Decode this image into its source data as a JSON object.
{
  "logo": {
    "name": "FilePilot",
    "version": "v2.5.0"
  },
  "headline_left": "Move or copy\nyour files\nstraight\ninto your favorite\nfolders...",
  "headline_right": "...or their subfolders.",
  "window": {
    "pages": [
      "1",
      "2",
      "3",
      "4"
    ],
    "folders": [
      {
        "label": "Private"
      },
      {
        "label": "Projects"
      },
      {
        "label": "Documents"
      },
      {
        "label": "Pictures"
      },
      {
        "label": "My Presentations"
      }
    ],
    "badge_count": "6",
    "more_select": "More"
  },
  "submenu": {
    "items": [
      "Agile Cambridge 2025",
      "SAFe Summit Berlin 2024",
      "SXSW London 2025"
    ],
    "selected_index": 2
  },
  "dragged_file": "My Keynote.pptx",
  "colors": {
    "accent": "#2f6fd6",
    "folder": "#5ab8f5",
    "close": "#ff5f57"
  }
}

§ SHORT PROBLEM
Report each line in the preceding entries that holds the string "label".

§ RESULT OF THE EXERCISE
        "label": "Private"
        "label": "Projects"
        "label": "Documents"
        "label": "Pictures"
        "label": "My Presentations"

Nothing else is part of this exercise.